Problem description: Output as a Markdown table, with columns Row and Entry, the listing lines starting with the line containing "List all visible" and going on through the line containing "connector-line [151, 476, 195, 491]", both included. Number each line and leave out blank lines.
** begin Given data **
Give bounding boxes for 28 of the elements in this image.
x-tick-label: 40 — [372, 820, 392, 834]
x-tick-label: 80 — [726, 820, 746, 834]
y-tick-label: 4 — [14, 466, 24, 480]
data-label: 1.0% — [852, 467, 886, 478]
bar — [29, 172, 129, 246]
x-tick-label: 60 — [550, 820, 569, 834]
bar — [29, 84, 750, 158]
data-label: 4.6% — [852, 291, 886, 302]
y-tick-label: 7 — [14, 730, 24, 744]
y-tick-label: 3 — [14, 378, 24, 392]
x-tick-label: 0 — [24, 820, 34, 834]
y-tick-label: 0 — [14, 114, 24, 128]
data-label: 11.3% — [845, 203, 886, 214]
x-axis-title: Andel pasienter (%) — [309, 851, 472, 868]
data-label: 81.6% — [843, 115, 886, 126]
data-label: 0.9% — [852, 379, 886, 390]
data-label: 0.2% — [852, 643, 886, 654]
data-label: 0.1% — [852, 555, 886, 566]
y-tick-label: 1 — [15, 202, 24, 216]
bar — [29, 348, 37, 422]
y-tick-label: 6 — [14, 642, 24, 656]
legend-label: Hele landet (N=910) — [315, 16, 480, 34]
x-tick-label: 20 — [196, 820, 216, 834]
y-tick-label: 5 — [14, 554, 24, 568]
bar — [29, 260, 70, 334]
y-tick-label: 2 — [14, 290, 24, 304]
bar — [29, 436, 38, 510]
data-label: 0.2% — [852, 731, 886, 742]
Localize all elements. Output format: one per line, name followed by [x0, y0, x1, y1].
** end Given data **
** begin Given data **
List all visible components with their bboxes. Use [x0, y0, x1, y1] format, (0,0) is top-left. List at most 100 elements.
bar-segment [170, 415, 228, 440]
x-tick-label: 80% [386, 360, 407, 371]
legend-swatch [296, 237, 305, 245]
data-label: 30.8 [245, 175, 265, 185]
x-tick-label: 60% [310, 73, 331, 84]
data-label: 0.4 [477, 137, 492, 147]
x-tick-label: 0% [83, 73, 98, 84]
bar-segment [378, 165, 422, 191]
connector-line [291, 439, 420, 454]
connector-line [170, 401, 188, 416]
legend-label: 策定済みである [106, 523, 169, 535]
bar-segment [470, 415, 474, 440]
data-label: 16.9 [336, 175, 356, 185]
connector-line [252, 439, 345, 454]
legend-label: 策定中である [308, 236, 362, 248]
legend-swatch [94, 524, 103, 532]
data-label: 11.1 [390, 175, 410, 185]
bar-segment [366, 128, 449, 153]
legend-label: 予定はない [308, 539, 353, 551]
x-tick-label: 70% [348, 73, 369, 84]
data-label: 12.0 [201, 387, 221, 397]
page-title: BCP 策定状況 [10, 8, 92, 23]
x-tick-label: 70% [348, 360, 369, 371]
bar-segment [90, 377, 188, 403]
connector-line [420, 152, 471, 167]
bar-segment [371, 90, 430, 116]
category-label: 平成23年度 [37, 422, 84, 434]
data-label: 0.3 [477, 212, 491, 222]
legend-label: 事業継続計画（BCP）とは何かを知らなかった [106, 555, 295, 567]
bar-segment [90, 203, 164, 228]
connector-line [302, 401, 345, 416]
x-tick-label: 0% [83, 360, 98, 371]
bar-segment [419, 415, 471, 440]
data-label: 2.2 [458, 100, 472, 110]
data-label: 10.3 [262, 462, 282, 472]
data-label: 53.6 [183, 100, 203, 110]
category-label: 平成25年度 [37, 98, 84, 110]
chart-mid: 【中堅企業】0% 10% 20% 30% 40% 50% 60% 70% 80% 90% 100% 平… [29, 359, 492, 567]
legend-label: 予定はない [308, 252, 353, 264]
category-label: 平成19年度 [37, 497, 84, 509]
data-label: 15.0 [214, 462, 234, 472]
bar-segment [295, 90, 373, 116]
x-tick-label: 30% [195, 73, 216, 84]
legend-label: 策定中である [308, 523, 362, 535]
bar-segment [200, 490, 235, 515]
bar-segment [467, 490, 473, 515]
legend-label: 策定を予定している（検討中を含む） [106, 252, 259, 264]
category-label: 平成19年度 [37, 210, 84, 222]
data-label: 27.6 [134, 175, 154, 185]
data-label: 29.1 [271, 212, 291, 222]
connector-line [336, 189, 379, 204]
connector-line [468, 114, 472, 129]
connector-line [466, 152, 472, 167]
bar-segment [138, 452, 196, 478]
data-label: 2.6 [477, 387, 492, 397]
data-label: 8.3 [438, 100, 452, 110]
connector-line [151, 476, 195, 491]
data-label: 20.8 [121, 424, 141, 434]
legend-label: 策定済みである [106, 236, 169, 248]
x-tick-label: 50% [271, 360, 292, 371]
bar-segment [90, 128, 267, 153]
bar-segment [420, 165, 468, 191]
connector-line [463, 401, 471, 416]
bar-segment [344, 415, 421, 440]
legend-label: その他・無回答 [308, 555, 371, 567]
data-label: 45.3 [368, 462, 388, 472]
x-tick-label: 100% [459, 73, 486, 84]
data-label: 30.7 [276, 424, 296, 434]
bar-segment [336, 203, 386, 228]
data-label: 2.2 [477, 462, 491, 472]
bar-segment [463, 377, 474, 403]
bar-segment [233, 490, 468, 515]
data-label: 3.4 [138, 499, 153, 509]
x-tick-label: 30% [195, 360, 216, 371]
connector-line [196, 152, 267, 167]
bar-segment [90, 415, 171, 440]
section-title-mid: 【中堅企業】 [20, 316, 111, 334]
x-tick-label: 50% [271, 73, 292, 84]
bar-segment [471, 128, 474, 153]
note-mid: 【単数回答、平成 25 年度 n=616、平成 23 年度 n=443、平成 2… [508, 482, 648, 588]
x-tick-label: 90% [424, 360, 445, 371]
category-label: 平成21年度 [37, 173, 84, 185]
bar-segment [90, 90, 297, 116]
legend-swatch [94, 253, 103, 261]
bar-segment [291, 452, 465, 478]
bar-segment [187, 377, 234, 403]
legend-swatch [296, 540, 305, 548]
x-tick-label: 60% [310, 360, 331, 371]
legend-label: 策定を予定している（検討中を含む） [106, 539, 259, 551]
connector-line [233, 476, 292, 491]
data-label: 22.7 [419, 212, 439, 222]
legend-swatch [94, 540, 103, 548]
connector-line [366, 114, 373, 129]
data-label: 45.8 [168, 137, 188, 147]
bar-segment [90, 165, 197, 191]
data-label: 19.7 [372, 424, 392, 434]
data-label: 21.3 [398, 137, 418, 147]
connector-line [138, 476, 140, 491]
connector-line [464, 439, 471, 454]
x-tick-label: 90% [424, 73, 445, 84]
** end Given data **
Problem solution:
| Row | Entry |
|---|---|
| 1 | List all visible components with their bboxes. Use [x0, y0, x1, y1] format, (0,0) is top-left. List at most 100 elements. |
| 2 | bar-segment [170, 415, 228, 440] |
| 3 | x-tick-label: 80% [386, 360, 407, 371] |
| 4 | legend-swatch [296, 237, 305, 245] |
| 5 | data-label: 30.8 [245, 175, 265, 185] |
| 6 | x-tick-label: 60% [310, 73, 331, 84] |
| 7 | data-label: 0.4 [477, 137, 492, 147] |
| 8 | x-tick-label: 0% [83, 73, 98, 84] |
| 9 | bar-segment [378, 165, 422, 191] |
| 10 | connector-line [291, 439, 420, 454] |
| 11 | connector-line [170, 401, 188, 416] |
| 12 | legend-label: 策定済みである [106, 523, 169, 535] |
| 13 | bar-segment [470, 415, 474, 440] |
| 14 | data-label: 16.9 [336, 175, 356, 185] |
| 15 | connector-line [252, 439, 345, 454] |
| 16 | legend-label: 策定中である [308, 236, 362, 248] |
| 17 | legend-swatch [94, 524, 103, 532] |
| 18 | data-label: 11.1 [390, 175, 410, 185] |
| 19 | bar-segment [366, 128, 449, 153] |
| 20 | legend-label: 予定はない [308, 539, 353, 551] |
| 21 | x-tick-label: 70% [348, 73, 369, 84] |
| 22 | data-label: 12.0 [201, 387, 221, 397] |
| 23 | page-title: BCP 策定状況 [10, 8, 92, 23] |
| 24 | x-tick-label: 70% [348, 360, 369, 371] |
| 25 | bar-segment [90, 377, 188, 403] |
| 26 | connector-line [420, 152, 471, 167] |
| 27 | bar-segment [371, 90, 430, 116] |
| 28 | category-label: 平成23年度 [37, 422, 84, 434] |
| 29 | data-label: 0.3 [477, 212, 491, 222] |
| 30 | legend-label: 事業継続計画（BCP）とは何かを知らなかった [106, 555, 295, 567] |
| 31 | bar-segment [90, 203, 164, 228] |
| 32 | connector-line [302, 401, 345, 416] |
| 33 | x-tick-label: 0% [83, 360, 98, 371] |
| 34 | bar-segment [419, 415, 471, 440] |
| 35 | data-label: 2.2 [458, 100, 472, 110] |
| 36 | data-label: 10.3 [262, 462, 282, 472] |
| 37 | data-label: 53.6 [183, 100, 203, 110] |
| 38 | category-label: 平成25年度 [37, 98, 84, 110] |
| 39 | chart-mid: 【中堅企業】0% 10% 20% 30% 40% 50% 60% 70% 80% 90% 100% 平… [29, 359, 492, 567] |
| 40 | legend-label: 予定はない [308, 252, 353, 264] |
| 41 | category-label: 平成19年度 [37, 497, 84, 509] |
| 42 | data-label: 15.0 [214, 462, 234, 472] |
| 43 | bar-segment [295, 90, 373, 116] |
| 44 | x-tick-label: 30% [195, 73, 216, 84] |
| 45 | legend-label: 策定中である [308, 523, 362, 535] |
| 46 | bar-segment [200, 490, 235, 515] |
| 47 | bar-segment [467, 490, 473, 515] |
| 48 | legend-label: 策定を予定している（検討中を含む） [106, 252, 259, 264] |
| 49 | category-label: 平成19年度 [37, 210, 84, 222] |
| 50 | data-label: 27.6 [134, 175, 154, 185] |
| 51 | data-label: 29.1 [271, 212, 291, 222] |
| 52 | connector-line [336, 189, 379, 204] |
| 53 | connector-line [468, 114, 472, 129] |
| 54 | connector-line [466, 152, 472, 167] |
| 55 | bar-segment [138, 452, 196, 478] |
| 56 | data-label: 2.6 [477, 387, 492, 397] |
| 57 | data-label: 8.3 [438, 100, 452, 110] |
| 58 | connector-line [151, 476, 195, 491] |